[Quoted passage]
============================================================

It has been estimated that a 5 mmHg reduction of Systolic Blood Pressure (SBP) in the population would result in a 14% overall reduction in mortality due to stroke, a 9% reduction in mortality due to CHD, and a 7% decrease in overall cause of mortality [5]. Compliance or adherence to therapy is a good indicator for predicting clinical outcome in the hypertensive patients. Compliance is defined as conforming to the recommendations of the healthcare provider with respect to the timing, dosage, and frequency of medication taking [6]. However, since HTN is often asymptomatic and disease progression is slower than most other chronic diseases, hypertensives are more prone for non compliance [7]. Various epidemiological studies have shown non compliance with outpatient drug therapy to be a major problem in management of HTN [8,9]. It was observed that while some patients discontinue treatment, as high as 54% to 83% turn non compliant within five years [10,11]. Hence, it becomes important to find out the reasons of non compliance so that necessary action can be taken to improve the disease management and halt its progress to complications. The study aimed to assess the compliance to treatment of HTN and to find out its association with various sociodemographic variables, presence of other comorbidities, BP control, duration of disease and knowledge about duration of continuation of antihypertensives.

Materials and Methods

A quantitative, cross-sectional study was conducted in Jamnagar, a coastal district in the M.P. Shah Government Medical College, Jamnagar, Gujarat, India for a period of one year, from July 2013 to June 2014.

Sample size was calculated using standard formula, a sample size of 384 was calculated which was rounded up to 400 [12]. Out of the total sample size, half of the study subjects were selected from the tertiary care hospital of the study district and remaining 200 were selected from CHCs of study district. There were 11 CHCs in study district at the time of study, from which five CHCs were chosen through simple random sampling technique. A total of 200 patients (40 patients×5 CHCs) was taken up from CHCs. Hypertensive patients attending NCD clinics at the Guru Govindsingh Government Hospital (GGH) and at the selected CHCs of Jamnagar district formed the study population.

The inclusion criteria for the study were patients aged 30 years or more, already diagnosed as having HTN and coming for the first time to the NCD clinic during the study. Patients who did not satisfy the inclusion criteria, or were unwilling to participate, critically ill, mentally ill and pregnant patients and those who were interviewed previously were excluded from the study.

Operational definitions: Joint National Committee (JNC) VII criteria have been used to define HTN [5]. Patient is said to be on treatment for HTN if there was regular use of a prescription medication for HTN [13]. Compliance was estimated by the direct method of self report by patient. Compliant patients are defined as those who have accepted their physician’s advice to start drug therapy and who take their medication at least 80% of the time [8]. Control of HTN was defined as BP <140/90 mmHg in a subject on regular antihypertensive therapy [13]. Socioeconomic status was estimated on the basis of Modified Prasad’s Classification (1961) which was modified according to AICPI (All India Consumer Price Index) of the year 2013 using AICPI [14].

============================================================

[Extracted entries]
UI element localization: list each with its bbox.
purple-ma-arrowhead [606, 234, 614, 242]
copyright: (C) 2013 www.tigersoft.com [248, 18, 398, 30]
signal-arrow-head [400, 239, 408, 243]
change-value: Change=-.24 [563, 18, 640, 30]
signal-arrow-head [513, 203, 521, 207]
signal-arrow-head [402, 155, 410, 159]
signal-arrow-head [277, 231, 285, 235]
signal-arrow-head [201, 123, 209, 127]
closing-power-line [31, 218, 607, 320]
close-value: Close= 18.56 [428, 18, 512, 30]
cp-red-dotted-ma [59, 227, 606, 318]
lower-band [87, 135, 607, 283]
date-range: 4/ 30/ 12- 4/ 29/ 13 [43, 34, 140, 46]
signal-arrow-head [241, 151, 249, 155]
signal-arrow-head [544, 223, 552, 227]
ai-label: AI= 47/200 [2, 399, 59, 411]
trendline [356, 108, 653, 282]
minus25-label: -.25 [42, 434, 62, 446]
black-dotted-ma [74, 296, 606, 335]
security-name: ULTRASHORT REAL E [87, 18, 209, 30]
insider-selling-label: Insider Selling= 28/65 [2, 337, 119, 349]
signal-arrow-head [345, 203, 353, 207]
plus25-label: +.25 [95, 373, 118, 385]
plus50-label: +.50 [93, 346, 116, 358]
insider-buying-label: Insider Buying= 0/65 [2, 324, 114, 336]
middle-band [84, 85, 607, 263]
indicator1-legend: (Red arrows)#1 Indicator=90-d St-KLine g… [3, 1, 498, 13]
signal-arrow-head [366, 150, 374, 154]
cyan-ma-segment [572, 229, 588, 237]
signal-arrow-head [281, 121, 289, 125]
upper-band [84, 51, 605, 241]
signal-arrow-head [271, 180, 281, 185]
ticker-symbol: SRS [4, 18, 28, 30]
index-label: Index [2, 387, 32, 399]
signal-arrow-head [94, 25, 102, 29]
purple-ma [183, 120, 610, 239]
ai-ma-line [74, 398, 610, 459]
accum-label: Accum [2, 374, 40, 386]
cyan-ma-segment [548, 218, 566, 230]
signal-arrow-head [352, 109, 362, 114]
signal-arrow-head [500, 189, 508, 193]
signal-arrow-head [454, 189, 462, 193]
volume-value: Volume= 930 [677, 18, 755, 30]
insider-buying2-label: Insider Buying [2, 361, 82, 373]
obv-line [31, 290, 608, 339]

============================================================

[Questions on the material]
1. Decide whether each statement below agrees with the hypertension study passage, answering yes or no and quoting the exact words of the passage that settle it.
(a) The sample size was calculated as 400 before any rounding.
(b) Five of the CHCs in the study district were chosen by simple random sampling.
(c) Compliance was measured by counting patients' remaining pills.
2. Answer these questions from the hypertension study passage.
(a) By what percentage would stroke mortality fall with a 5 mmHg reduction of SBP in the population?
(b) What minimum age did patients need to reach to be included?
(c) What blood pressure level defined control of HTN?
3. Extend the hypertension study passage beyond its last sentence, continuing in the same style.

[Exercise responses]
1.
(a) No: "a sample size of 384 was calculated which was rounded up to 400"
(b) Yes: "from which five CHCs were chosen through simple random sampling technique"
(c) No: "Compliance was estimated by the direct method of self report by patient."

2.
(a) 14%
(b) 30 years
(c) Below 140/90 mmHg, in a subject on regular antihypertensive therapy

3.
Data collection: Data collection was done by personal interview that was carried out using a pretested, semistructured type of proforma designed by the investigators and it comprised of questions about sociodemographic factors, past history, family history, any other comorbid condition, his/her knowledge and attitude about HTN and their practices to control the disease including compliance to treatment. Along with clinical examination, anthropometric measurements like Height (Ht), Weight (Wt), Body Mass Index (BMI), Waist Circumference (WC) and Waist Hip Ratio (WHR) were taken as per standard recommendations. The BP was measured manually using a mercury column sphygmomanometer and stethoscope by the auscultatory method in a sitting position with the left forearm placed horizontal on the table. The subject was seated comfortably for at least 15 minutes before BP recording. Two readings were taken one before and one after the interview, and the two were at least 15 minutes apart. The average of these readings was recorded.

The study protocol was reviewed and approved by the Institutional Ethical Committee. An informed consent was taken from all participants of the study after fully explaining the purpose of the study and assuring them of full confidentiality. The interview was conducted in a language they well understood.

Statistical Analysis

The data entry was done using Microsoft Office Excel 2007 and data analysis was done using Microsoft Office Excel 2007 and MedCalc 10.4.8.0. The Chi-square test was used as the test of significance where p<0.05 was considered significant.

Results

In the present study, 228 (57%) of the hypertensives were female and the ratio between male and female patients was 1:1.33. More than 163 (40.75%) belonged to the age group of 60 years and above while 207 (51.8%) belonged to 40-59 years age group. Most i.e., 323 (80.8%) and 244 (61%) of the patients enrolled in the study were Hindus and belonged to nuclear families respectively. Majority i.e., 346 (86.5%) of the patients were married while 49 (12.3%) were either widow or widower. Though, 296 (74%) literacy was observed, most of the study subjects 195 (48.7%) were educated only up to primary level. Nearly half 181 (45.3%) of the study subjects were housewives. As per Modified Prasad’s Classification, the highest proportion 145 (36.3%) of participants in this study belonged to lower middle class (IV) and the least 23 (5.75%) were from lower class (I). Only 96 (24%) of the hypertensives were from rural areas. Health was not insured in 249 (62.2%) of the enrolled patients. Control of BP was achieved in only 116 (29%). Treatment compliance was seen in 359 (89.8%) of the patients [Table/Fig-1]. Among the non compliant patients, 28 (68.3%) had poor compliance whereas, 13 (31.7%) had discontinued the treatment.

Profile of the hypertensive patients.

VariablesFrequency (n)Percentage (%)
Sex
Male17243
Female22857
Age (in completed years)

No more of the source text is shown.